[Begin Dataset entries]

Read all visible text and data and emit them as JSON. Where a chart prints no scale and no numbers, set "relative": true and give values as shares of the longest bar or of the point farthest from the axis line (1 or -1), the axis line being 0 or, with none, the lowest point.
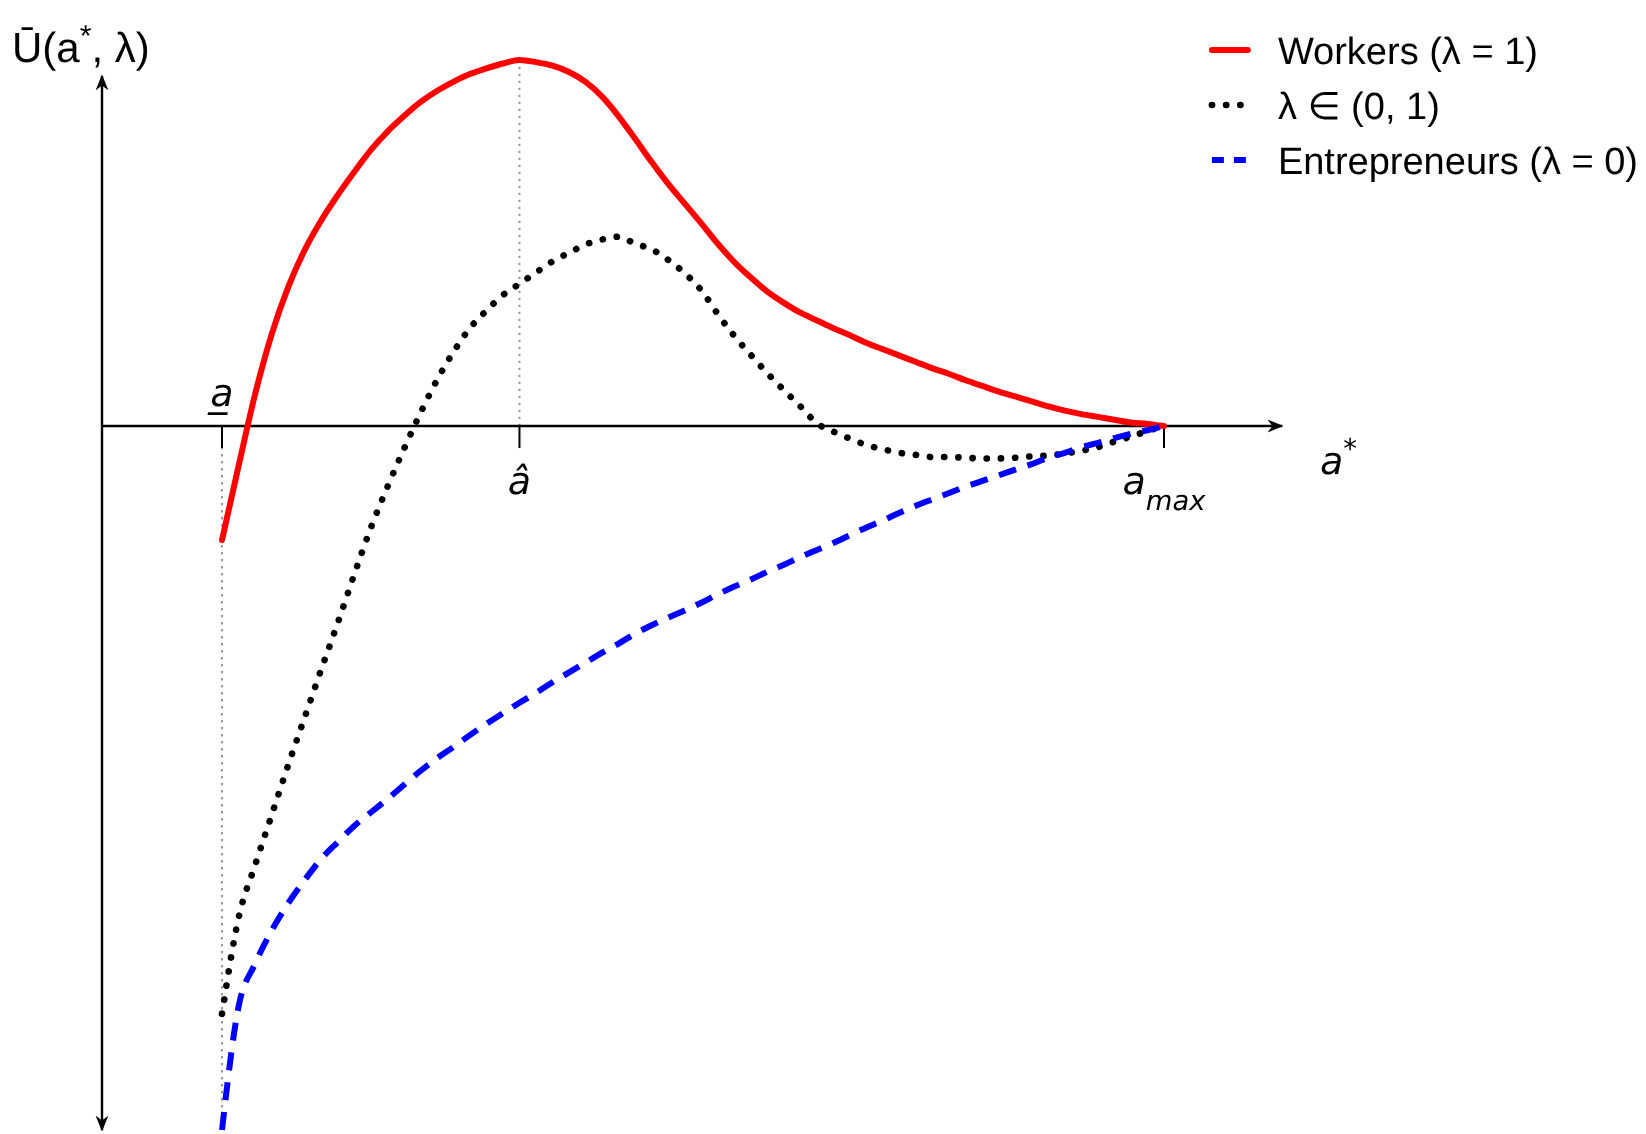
{
  "chart_data": {
    "type": "line",
    "relative": true,
    "xlabel": "a$^{*}$",
    "ylabel": "Ū(a$^{*}$, λ)",
    "tick_labels": "x",
    "legend": "top right",
    "categories": [
      "a̲",
      null,
      null,
      null,
      null,
      null,
      null,
      null,
      null,
      null,
      null,
      null,
      null,
      null,
      null,
      null,
      null,
      null,
      "â",
      null,
      null,
      null,
      null,
      null,
      null,
      null,
      null,
      null,
      null,
      null,
      null,
      null,
      null,
      null,
      null,
      null,
      null,
      null,
      null,
      null,
      null,
      null,
      null,
      null,
      null,
      null,
      null,
      null,
      null,
      null,
      null,
      null,
      null,
      null,
      null,
      null,
      null,
      "a$_{max}$"
    ],
    "series": [
      {
        "name": "Workers (λ = 1)",
        "color": "#ff0000",
        "line_style": "solid",
        "values": [
          -0.162,
          -0.057,
          0.045,
          0.13,
          0.197,
          0.25,
          0.292,
          0.328,
          0.361,
          0.392,
          0.418,
          0.44,
          0.46,
          0.476,
          0.489,
          0.5,
          0.508,
          0.515,
          0.52,
          0.517,
          0.512,
          0.503,
          0.489,
          0.468,
          0.44,
          0.408,
          0.375,
          0.344,
          0.316,
          0.288,
          0.259,
          0.233,
          0.211,
          0.191,
          0.175,
          0.161,
          0.15,
          0.139,
          0.129,
          0.118,
          0.109,
          0.1,
          0.091,
          0.082,
          0.074,
          0.065,
          0.057,
          0.049,
          0.042,
          0.035,
          0.028,
          0.022,
          0.017,
          0.013,
          0.009,
          0.005,
          0.003,
          0
        ]
      },
      {
        "name": "λ ∈ (0, 1)",
        "color": "#000000",
        "line_style": "dotted",
        "values": [
          -0.835,
          -0.699,
          -0.624,
          -0.553,
          -0.482,
          -0.414,
          -0.346,
          -0.28,
          -0.211,
          -0.145,
          -0.087,
          -0.033,
          0.018,
          0.065,
          0.105,
          0.139,
          0.164,
          0.186,
          0.202,
          0.218,
          0.234,
          0.246,
          0.258,
          0.265,
          0.269,
          0.259,
          0.251,
          0.236,
          0.217,
          0.193,
          0.159,
          0.128,
          0.101,
          0.075,
          0.051,
          0.028,
          0.004,
          -0.008,
          -0.018,
          -0.027,
          -0.033,
          -0.038,
          -0.041,
          -0.044,
          -0.044,
          -0.045,
          -0.046,
          -0.046,
          -0.045,
          -0.043,
          -0.042,
          -0.039,
          -0.035,
          -0.03,
          -0.022,
          -0.015,
          -0.007,
          0
        ]
      },
      {
        "name": "Entrepreneurs (λ = 0)",
        "color": "#0000ff",
        "line_style": "dashed",
        "values": [
          -1,
          -0.825,
          -0.764,
          -0.717,
          -0.678,
          -0.645,
          -0.615,
          -0.591,
          -0.568,
          -0.549,
          -0.53,
          -0.51,
          -0.49,
          -0.472,
          -0.456,
          -0.439,
          -0.423,
          -0.408,
          -0.393,
          -0.379,
          -0.364,
          -0.35,
          -0.336,
          -0.322,
          -0.309,
          -0.295,
          -0.283,
          -0.272,
          -0.262,
          -0.251,
          -0.239,
          -0.228,
          -0.218,
          -0.207,
          -0.197,
          -0.186,
          -0.176,
          -0.166,
          -0.155,
          -0.144,
          -0.134,
          -0.123,
          -0.113,
          -0.104,
          -0.095,
          -0.086,
          -0.078,
          -0.07,
          -0.062,
          -0.054,
          -0.045,
          -0.038,
          -0.03,
          -0.024,
          -0.017,
          -0.011,
          -0.006,
          0
        ]
      }
    ],
    "ref_lines": [
      {
        "axis": "x",
        "value": "a̲",
        "color": "#999999",
        "line_style": "dotted"
      },
      {
        "axis": "x",
        "value": "â",
        "color": "#999999",
        "line_style": "dotted"
      }
    ]
  }
}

[End Dataset entries]

*Request*: Copy every line of the material in which the word "name" occurs.

*Correct response*:
        "name": "Workers (λ = 1)",
        "name": "λ ∈ (0, 1)",
        "name": "Entrepreneurs (λ = 0)",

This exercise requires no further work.